Exercise materials:
━━━━━━━━━━━━━━━━

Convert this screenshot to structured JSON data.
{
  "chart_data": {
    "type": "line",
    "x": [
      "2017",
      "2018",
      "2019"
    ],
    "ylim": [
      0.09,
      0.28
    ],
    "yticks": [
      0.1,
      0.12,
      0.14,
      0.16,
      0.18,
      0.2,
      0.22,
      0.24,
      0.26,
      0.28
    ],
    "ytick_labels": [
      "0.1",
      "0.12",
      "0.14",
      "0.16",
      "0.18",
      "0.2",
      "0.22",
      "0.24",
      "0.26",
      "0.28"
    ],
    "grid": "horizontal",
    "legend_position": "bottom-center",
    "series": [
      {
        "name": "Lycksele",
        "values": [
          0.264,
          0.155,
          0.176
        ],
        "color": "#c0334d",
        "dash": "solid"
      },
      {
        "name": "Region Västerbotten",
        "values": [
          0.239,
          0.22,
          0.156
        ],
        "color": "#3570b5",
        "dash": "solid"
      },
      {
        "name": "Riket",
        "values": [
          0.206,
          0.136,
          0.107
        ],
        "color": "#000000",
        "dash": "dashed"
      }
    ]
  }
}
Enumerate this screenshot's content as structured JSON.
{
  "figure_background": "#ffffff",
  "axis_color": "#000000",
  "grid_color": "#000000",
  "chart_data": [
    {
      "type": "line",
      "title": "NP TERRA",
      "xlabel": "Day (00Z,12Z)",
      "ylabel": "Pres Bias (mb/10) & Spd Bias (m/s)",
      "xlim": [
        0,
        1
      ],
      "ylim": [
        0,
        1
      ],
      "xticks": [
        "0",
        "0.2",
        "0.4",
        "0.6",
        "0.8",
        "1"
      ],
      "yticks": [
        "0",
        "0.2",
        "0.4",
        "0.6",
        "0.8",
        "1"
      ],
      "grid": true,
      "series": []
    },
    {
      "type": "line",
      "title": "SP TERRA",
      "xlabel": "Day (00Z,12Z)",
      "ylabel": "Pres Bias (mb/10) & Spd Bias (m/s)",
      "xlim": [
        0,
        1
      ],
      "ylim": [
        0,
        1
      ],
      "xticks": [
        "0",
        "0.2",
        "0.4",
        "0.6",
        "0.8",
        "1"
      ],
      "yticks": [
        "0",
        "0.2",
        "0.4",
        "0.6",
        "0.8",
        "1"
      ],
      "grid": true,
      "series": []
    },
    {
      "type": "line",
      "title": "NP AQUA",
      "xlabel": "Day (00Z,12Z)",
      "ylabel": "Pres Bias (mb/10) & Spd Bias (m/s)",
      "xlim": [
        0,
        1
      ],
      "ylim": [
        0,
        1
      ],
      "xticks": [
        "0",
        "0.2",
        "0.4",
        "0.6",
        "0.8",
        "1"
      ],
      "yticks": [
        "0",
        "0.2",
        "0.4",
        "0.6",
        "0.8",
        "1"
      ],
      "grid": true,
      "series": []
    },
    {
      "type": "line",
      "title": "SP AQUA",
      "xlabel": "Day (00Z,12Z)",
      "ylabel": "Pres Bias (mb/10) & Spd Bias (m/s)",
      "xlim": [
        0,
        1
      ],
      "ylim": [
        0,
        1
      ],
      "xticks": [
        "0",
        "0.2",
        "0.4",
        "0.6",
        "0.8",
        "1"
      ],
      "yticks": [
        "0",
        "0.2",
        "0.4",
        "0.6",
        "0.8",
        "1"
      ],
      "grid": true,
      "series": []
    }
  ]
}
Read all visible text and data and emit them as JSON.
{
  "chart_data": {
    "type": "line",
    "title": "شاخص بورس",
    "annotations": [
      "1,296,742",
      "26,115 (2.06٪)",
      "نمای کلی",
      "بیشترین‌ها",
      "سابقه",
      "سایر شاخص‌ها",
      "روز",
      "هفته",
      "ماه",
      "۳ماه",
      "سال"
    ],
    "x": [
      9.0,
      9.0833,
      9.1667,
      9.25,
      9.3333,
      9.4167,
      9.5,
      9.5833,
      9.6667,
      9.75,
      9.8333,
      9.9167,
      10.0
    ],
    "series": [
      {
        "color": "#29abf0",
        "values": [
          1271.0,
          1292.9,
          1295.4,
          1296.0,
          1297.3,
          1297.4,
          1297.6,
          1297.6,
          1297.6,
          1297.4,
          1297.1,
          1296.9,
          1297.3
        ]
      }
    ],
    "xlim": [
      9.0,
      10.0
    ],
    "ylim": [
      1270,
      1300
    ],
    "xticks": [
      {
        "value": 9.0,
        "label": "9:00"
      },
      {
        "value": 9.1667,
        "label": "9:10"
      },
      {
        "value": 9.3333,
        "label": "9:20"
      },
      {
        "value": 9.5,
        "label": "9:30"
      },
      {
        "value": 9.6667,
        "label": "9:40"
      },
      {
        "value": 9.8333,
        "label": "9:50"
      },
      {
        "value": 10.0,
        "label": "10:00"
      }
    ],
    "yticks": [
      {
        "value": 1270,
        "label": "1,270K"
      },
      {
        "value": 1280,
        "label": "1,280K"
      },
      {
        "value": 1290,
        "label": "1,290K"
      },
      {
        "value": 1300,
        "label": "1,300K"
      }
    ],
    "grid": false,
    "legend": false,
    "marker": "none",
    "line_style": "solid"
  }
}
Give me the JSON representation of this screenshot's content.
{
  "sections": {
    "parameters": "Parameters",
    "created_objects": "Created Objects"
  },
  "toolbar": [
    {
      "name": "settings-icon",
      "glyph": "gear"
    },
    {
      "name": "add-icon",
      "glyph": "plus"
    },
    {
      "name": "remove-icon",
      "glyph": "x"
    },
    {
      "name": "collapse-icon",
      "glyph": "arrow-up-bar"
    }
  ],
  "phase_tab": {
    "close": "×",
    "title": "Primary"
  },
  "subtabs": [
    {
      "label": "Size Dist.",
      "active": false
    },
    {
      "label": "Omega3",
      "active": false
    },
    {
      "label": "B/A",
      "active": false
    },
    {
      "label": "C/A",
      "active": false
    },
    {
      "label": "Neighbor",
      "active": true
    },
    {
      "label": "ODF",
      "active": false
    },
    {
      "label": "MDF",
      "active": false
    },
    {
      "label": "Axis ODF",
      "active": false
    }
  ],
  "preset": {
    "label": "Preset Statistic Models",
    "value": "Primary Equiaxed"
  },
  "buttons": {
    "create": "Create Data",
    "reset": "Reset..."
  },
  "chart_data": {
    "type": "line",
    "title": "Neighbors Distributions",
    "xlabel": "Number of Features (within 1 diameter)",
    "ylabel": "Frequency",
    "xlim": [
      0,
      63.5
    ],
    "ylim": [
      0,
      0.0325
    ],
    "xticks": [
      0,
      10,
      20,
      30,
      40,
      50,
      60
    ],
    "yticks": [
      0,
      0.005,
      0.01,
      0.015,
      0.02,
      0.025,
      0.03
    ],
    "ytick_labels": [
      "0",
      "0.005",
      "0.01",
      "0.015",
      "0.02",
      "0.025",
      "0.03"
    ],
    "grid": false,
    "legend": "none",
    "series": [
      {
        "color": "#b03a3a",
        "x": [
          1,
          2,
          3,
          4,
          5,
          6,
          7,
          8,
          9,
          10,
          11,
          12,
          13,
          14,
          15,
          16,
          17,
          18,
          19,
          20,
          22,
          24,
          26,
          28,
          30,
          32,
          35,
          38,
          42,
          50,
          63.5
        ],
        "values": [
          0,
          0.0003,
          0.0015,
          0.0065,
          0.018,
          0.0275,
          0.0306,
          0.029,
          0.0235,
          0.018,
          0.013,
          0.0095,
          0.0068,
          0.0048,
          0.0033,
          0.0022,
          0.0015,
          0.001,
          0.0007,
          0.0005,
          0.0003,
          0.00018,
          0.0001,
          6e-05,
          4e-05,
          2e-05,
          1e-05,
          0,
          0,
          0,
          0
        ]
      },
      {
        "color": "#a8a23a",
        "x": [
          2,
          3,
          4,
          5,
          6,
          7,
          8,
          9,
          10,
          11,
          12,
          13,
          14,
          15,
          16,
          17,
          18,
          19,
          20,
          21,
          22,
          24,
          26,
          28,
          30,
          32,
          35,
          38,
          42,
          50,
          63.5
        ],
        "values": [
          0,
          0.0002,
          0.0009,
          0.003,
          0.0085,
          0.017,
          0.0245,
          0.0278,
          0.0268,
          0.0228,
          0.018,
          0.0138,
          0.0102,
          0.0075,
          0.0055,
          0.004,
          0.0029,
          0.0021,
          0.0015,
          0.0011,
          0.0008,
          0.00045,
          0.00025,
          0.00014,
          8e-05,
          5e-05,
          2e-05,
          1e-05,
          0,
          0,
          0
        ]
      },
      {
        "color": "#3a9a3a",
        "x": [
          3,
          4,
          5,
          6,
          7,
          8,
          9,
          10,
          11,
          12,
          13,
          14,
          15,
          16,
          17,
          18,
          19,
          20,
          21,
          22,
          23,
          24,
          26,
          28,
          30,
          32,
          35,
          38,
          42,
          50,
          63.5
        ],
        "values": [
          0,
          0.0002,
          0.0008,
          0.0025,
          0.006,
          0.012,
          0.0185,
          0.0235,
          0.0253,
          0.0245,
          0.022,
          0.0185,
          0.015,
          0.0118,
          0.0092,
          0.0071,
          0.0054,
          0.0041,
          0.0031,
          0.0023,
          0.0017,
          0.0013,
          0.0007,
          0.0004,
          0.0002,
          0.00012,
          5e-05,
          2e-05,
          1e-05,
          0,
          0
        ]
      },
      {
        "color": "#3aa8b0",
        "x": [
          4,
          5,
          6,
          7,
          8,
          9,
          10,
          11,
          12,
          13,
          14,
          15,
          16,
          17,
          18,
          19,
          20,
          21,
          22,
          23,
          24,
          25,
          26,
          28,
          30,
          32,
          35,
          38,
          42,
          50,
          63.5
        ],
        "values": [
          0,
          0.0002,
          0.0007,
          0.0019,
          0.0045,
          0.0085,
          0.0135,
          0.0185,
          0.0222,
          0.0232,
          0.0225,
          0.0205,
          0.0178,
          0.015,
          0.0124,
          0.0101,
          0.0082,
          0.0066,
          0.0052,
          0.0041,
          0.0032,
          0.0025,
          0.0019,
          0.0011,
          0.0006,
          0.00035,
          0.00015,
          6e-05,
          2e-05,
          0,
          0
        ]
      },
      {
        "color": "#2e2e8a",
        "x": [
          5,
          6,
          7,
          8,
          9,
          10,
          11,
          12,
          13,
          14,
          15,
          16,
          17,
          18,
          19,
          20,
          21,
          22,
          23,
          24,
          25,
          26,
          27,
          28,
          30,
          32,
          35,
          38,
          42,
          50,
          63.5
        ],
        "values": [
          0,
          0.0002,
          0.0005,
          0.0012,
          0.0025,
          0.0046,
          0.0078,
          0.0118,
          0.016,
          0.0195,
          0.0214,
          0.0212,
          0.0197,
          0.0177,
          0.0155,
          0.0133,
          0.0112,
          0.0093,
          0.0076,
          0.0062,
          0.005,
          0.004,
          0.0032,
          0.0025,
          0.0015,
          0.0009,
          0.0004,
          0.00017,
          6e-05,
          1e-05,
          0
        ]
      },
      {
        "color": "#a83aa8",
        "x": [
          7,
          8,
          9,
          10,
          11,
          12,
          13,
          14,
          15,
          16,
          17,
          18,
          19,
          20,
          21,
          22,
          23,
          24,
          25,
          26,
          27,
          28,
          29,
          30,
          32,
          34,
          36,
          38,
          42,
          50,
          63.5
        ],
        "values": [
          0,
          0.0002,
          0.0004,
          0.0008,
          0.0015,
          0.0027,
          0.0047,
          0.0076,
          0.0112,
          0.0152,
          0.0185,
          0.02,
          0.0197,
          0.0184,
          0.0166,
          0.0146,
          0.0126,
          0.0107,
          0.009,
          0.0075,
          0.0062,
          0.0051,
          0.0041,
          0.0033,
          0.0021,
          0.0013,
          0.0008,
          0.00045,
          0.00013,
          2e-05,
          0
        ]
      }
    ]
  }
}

━━━━━━━━━━━━━━━━

What you need to do:
Which lines include the word "screenshot"? Copy every one of them.

Problem solution:
Convert this screenshot to structured JSON data.
Enumerate this screenshot's content as structured JSON.
Give me the JSON representation of this screenshot's content.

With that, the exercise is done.